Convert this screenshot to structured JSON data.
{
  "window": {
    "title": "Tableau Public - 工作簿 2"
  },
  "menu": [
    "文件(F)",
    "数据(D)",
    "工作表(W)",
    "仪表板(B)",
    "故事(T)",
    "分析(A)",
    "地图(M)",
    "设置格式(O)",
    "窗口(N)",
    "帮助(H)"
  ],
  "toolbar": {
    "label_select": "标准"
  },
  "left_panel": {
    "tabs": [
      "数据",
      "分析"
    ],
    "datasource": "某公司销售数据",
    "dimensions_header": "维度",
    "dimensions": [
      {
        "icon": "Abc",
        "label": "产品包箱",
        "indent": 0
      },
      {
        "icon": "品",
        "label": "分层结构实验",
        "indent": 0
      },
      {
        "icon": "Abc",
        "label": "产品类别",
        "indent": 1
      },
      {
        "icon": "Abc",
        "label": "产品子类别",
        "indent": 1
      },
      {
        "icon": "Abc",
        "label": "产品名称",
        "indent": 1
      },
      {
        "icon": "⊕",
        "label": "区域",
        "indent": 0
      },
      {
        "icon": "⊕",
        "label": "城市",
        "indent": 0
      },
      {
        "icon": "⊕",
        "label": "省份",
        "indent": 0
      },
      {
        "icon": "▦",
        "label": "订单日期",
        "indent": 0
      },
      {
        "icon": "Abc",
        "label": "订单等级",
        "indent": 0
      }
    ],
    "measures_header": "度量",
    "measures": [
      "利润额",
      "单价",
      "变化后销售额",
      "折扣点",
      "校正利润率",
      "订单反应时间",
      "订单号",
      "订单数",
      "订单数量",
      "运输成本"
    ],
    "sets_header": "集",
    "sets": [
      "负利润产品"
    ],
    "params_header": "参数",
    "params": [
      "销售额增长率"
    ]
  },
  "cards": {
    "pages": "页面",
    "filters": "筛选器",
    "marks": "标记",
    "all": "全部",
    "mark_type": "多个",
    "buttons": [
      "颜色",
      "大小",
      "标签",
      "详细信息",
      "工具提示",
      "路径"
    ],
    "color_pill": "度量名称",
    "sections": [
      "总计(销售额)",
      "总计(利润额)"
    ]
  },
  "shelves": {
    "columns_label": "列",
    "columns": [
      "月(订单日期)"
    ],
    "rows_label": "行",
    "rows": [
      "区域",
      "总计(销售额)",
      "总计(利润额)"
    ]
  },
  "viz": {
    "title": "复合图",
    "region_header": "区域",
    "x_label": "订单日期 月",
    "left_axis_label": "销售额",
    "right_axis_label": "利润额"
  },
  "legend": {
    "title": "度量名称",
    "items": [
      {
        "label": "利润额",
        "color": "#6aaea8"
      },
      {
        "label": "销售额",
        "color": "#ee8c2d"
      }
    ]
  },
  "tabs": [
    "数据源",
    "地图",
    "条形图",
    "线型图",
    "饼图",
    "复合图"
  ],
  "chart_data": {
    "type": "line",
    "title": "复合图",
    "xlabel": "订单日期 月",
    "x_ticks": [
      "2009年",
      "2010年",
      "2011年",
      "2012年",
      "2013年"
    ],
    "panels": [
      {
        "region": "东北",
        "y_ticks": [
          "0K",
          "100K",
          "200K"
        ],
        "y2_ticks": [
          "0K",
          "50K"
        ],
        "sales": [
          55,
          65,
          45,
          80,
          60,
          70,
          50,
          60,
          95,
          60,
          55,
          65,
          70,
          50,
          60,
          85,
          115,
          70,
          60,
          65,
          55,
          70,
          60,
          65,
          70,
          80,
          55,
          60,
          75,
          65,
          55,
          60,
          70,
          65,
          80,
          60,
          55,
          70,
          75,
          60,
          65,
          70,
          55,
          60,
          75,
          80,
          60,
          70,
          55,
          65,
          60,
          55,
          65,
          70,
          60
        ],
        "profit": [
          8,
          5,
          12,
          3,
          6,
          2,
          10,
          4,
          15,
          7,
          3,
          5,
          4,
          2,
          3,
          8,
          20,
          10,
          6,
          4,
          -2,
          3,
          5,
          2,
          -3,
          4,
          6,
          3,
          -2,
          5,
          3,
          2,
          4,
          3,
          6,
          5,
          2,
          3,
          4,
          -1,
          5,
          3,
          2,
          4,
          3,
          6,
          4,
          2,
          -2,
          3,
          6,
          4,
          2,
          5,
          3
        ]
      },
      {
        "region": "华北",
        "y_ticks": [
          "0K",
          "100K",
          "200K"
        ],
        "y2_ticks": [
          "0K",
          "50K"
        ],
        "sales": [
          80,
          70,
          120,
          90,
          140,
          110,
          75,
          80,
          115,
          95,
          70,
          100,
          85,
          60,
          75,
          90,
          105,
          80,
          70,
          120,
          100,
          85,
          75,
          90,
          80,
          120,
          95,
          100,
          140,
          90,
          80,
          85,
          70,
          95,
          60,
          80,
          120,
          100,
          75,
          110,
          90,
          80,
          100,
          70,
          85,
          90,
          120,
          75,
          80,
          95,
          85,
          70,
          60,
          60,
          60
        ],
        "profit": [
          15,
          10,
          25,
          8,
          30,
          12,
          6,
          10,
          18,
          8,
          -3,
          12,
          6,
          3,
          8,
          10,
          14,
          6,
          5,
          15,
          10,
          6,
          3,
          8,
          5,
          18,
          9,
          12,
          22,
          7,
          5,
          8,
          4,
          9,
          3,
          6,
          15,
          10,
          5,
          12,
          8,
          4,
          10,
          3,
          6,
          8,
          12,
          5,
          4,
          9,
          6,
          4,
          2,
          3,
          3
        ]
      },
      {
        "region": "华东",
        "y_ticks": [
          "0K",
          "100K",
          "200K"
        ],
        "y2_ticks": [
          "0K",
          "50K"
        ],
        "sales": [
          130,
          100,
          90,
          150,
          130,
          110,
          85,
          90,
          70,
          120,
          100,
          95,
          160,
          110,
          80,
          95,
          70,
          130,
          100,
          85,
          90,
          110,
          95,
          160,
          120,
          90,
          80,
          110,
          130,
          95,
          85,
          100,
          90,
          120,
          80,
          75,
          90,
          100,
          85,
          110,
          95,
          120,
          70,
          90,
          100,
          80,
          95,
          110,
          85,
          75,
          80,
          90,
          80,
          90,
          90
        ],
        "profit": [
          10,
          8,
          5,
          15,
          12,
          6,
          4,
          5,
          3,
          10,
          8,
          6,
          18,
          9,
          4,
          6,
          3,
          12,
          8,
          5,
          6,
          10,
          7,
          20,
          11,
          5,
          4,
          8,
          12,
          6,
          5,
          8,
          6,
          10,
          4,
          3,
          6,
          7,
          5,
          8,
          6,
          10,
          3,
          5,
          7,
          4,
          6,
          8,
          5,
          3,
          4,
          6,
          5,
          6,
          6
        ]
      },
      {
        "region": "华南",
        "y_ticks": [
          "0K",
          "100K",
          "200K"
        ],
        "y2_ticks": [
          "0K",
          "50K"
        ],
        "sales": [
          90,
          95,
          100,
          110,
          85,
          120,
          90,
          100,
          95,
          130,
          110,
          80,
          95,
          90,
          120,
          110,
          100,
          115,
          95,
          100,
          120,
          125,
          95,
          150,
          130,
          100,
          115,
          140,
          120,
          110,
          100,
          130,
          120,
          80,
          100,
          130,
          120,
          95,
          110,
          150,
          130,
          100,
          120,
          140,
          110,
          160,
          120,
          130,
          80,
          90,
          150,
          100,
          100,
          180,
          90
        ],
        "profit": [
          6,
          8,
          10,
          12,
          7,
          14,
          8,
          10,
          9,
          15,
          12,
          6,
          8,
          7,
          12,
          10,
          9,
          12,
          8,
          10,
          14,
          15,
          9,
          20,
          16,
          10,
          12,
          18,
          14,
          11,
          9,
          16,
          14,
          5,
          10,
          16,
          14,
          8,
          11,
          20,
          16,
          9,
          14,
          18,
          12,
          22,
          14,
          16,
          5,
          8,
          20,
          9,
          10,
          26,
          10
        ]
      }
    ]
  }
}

EXERCISE REQUIREMENTS – From the entries above, extract every line where the word "订单日期" appears.

CORRECT OUTPUT –
        "label": "订单日期",
      "月(订单日期)"
    "x_label": "订单日期 月",
    "xlabel": "订单日期 月",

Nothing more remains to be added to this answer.